• What the task requires:
Print out the entries below with no edits.

[Stored data]
>> START

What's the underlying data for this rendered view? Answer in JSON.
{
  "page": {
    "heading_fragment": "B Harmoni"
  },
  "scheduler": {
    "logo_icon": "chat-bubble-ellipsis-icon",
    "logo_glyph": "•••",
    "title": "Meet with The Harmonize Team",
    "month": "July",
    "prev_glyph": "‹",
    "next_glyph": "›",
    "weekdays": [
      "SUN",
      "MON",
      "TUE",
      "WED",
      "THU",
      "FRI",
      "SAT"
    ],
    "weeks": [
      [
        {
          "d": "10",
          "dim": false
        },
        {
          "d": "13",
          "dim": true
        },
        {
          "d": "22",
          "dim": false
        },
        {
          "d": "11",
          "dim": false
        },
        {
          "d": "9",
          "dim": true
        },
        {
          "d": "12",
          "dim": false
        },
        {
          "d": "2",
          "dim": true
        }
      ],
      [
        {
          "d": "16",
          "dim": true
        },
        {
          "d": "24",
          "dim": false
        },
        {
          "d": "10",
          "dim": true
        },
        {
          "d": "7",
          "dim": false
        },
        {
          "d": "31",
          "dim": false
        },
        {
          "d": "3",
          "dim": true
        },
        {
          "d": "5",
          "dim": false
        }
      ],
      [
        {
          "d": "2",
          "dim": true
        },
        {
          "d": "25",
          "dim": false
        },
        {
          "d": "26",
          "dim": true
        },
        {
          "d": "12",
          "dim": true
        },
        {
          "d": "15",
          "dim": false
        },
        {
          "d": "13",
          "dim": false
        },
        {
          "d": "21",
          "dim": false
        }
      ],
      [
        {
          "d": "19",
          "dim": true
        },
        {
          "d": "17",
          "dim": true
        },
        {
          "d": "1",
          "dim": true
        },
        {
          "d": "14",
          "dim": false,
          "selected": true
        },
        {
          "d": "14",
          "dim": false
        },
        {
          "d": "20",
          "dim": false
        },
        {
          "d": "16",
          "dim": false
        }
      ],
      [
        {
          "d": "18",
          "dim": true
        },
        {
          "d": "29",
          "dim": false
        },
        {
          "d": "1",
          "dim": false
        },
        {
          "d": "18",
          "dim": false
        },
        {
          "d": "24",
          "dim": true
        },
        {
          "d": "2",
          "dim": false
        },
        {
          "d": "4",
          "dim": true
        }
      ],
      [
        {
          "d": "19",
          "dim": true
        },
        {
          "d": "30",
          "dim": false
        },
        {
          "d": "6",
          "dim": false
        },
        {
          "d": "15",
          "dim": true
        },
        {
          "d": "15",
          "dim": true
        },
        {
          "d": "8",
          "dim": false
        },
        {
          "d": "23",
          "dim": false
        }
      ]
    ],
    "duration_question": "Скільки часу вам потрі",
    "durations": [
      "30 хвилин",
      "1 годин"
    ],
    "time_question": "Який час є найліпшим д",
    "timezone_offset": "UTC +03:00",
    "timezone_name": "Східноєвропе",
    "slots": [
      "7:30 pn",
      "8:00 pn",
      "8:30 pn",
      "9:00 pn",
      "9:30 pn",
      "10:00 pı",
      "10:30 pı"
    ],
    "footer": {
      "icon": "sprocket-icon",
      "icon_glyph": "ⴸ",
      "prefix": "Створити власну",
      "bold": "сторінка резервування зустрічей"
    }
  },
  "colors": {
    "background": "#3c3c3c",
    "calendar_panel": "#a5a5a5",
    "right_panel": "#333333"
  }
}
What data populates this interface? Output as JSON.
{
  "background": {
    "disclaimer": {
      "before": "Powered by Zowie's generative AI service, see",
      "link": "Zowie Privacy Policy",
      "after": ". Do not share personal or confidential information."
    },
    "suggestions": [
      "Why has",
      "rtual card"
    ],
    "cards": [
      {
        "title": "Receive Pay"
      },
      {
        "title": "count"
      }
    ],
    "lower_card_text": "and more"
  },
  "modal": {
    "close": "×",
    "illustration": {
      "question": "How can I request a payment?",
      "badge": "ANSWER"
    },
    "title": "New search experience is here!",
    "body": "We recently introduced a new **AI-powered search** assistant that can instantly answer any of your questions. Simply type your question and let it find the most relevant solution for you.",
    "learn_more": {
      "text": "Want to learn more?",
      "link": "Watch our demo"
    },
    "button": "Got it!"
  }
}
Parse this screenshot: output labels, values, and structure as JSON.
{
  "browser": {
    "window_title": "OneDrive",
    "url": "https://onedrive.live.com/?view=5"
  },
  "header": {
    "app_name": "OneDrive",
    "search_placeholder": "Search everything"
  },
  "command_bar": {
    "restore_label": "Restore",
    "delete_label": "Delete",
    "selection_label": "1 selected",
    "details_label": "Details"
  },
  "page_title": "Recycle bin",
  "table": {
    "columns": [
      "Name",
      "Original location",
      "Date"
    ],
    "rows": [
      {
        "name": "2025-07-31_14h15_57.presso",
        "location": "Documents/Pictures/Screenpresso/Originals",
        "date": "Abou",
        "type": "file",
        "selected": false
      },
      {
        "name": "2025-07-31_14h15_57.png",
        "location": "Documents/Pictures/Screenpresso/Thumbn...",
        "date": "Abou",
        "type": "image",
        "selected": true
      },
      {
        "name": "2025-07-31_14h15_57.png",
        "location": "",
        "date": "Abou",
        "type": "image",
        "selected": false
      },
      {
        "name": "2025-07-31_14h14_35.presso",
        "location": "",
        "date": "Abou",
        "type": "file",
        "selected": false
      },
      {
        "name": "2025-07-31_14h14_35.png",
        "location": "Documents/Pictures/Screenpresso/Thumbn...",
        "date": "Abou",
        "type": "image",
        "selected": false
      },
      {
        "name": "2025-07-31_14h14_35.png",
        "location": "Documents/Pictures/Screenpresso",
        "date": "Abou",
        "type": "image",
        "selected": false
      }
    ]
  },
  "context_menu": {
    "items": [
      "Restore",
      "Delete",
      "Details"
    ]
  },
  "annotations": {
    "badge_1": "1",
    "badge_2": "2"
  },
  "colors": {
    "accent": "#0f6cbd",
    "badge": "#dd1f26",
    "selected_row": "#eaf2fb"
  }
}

>> END

• Answer in full:
What's the underlying data for this rendered view? Answer in JSON.
{
  "page": {
    "heading_fragment": "B Harmoni"
  },
  "scheduler": {
    "logo_icon": "chat-bubble-ellipsis-icon",
    "logo_glyph": "•••",
    "title": "Meet with The Harmonize Team",
    "month": "July",
    "prev_glyph": "‹",
    "next_glyph": "›",
    "weekdays": [
      "SUN",
      "MON",
      "TUE",
      "WED",
      "THU",
      "FRI",
      "SAT"
    ],
    "weeks": [
      [
        {
          "d": "10",
          "dim": false
        },
        {
          "d": "13",
          "dim": true
        },
        {
          "d": "22",
          "dim": false
        },
        {
          "d": "11",
          "dim": false
        },
        {
          "d": "9",
          "dim": true
        },
        {
          "d": "12",
          "dim": false
        },
        {
          "d": "2",
          "dim": true
        }
      ],
      [
        {
          "d": "16",
          "dim": true
        },
        {
          "d": "24",
          "dim": false
        },
        {
          "d": "10",
          "dim": true
        },
        {
          "d": "7",
          "dim": false
        },
        {
          "d": "31",
          "dim": false
        },
        {
          "d": "3",
          "dim": true
        },
        {
          "d": "5",
          "dim": false
        }
      ],
      [
        {
          "d": "2",
          "dim": true
        },
        {
          "d": "25",
          "dim": false
        },
        {
          "d": "26",
          "dim": true
        },
        {
          "d": "12",
          "dim": true
        },
        {
          "d": "15",
          "dim": false
        },
        {
          "d": "13",
          "dim": false
        },
        {
          "d": "21",
          "dim": false
        }
      ],
      [
        {
          "d": "19",
          "dim": true
        },
        {
          "d": "17",
          "dim": true
        },
        {
          "d": "1",
          "dim": true
        },
        {
          "d": "14",
          "dim": false,
          "selected": true
        },
        {
          "d": "14",
          "dim": false
        },
        {
          "d": "20",
          "dim": false
        },
        {
          "d": "16",
          "dim": false
        }
      ],
      [
        {
          "d": "18",
          "dim": true
        },
        {
          "d": "29",
          "dim": false
        },
        {
          "d": "1",
          "dim": false
        },
        {
          "d": "18",
          "dim": false
        },
        {
          "d": "24",
          "dim": true
        },
        {
          "d": "2",
          "dim": false
        },
        {
          "d": "4",
          "dim": true
        }
      ],
      [
        {
          "d": "19",
          "dim": true
        },
        {
          "d": "30",
          "dim": false
        },
        {
          "d": "6",
          "dim": false
        },
        {
          "d": "15",
          "dim": true
        },
        {
          "d": "15",
          "dim": true
        },
        {
          "d": "8",
          "dim": false
        },
        {
          "d": "23",
          "dim": false
        }
      ]
    ],
    "duration_question": "Скільки часу вам потрі",
    "durations": [
      "30 хвилин",
      "1 годин"
    ],
    "time_question": "Який час є найліпшим д",
    "timezone_offset": "UTC +03:00",
    "timezone_name": "Східноєвропе",
    "slots": [
      "7:30 pn",
      "8:00 pn",
      "8:30 pn",
      "9:00 pn",
      "9:30 pn",
      "10:00 pı",
      "10:30 pı"
    ],
    "footer": {
      "icon": "sprocket-icon",
      "icon_glyph": "ⴸ",
      "prefix": "Створити власну",
      "bold": "сторінка резервування зустрічей"
    }
  },
  "colors": {
    "background": "#3c3c3c",
    "calendar_panel": "#a5a5a5",
    "right_panel": "#333333"
  }
}
What data populates this interface? Output as JSON.
{
  "background": {
    "disclaimer": {
      "before": "Powered by Zowie's generative AI service, see",
      "link": "Zowie Privacy Policy",
      "after": ". Do not share personal or confidential information."
    },
    "suggestions": [
      "Why has",
      "rtual card"
    ],
    "cards": [
      {
        "title": "Receive Pay"
      },
      {
        "title": "count"
      }
    ],
    "lower_card_text": "and more"
  },
  "modal": {
    "close": "×",
    "illustration": {
      "question": "How can I request a payment?",
      "badge": "ANSWER"
    },
    "title": "New search experience is here!",
    "body": "We recently introduced a new **AI-powered search** assistant that can instantly answer any of your questions. Simply type your question and let it find the most relevant solution for you.",
    "learn_more": {
      "text": "Want to learn more?",
      "link": "Watch our demo"
    },
    "button": "Got it!"
  }
}
Parse this screenshot: output labels, values, and structure as JSON.
{
  "browser": {
    "window_title": "OneDrive",
    "url": "https://onedrive.live.com/?view=5"
  },
  "header": {
    "app_name": "OneDrive",
    "search_placeholder": "Search everything"
  },
  "command_bar": {
    "restore_label": "Restore",
    "delete_label": "Delete",
    "selection_label": "1 selected",
    "details_label": "Details"
  },
  "page_title": "Recycle bin",
  "table": {
    "columns": [
      "Name",
      "Original location",
      "Date"
    ],
    "rows": [
      {
        "name": "2025-07-31_14h15_57.presso",
        "location": "Documents/Pictures/Screenpresso/Originals",
        "date": "Abou",
        "type": "file",
        "selected": false
      },
      {
        "name": "2025-07-31_14h15_57.png",
        "location": "Documents/Pictures/Screenpresso/Thumbn...",
        "date": "Abou",
        "type": "image",
        "selected": true
      },
      {
        "name": "2025-07-31_14h15_57.png",
        "location": "",
        "date": "Abou",
        "type": "image",
        "selected": false
      },
      {
        "name": "2025-07-31_14h14_35.presso",
        "location": "",
        "date": "Abou",
        "type": "file",
        "selected": false
      },
      {
        "name": "2025-07-31_14h14_35.png",
        "location": "Documents/Pictures/Screenpresso/Thumbn...",
        "date": "Abou",
        "type": "image",
        "selected": false
      },
      {
        "name": "2025-07-31_14h14_35.png",
        "location": "Documents/Pictures/Screenpresso",
        "date": "Abou",
        "type": "image",
        "selected": false
      }
    ]
  },
  "context_menu": {
    "items": [
      "Restore",
      "Delete",
      "Details"
    ]
  },
  "annotations": {
    "badge_1": "1",
    "badge_2": "2"
  },
  "colors": {
    "accent": "#0f6cbd",
    "badge": "#dd1f26",
    "selected_row": "#eaf2fb"
  }
}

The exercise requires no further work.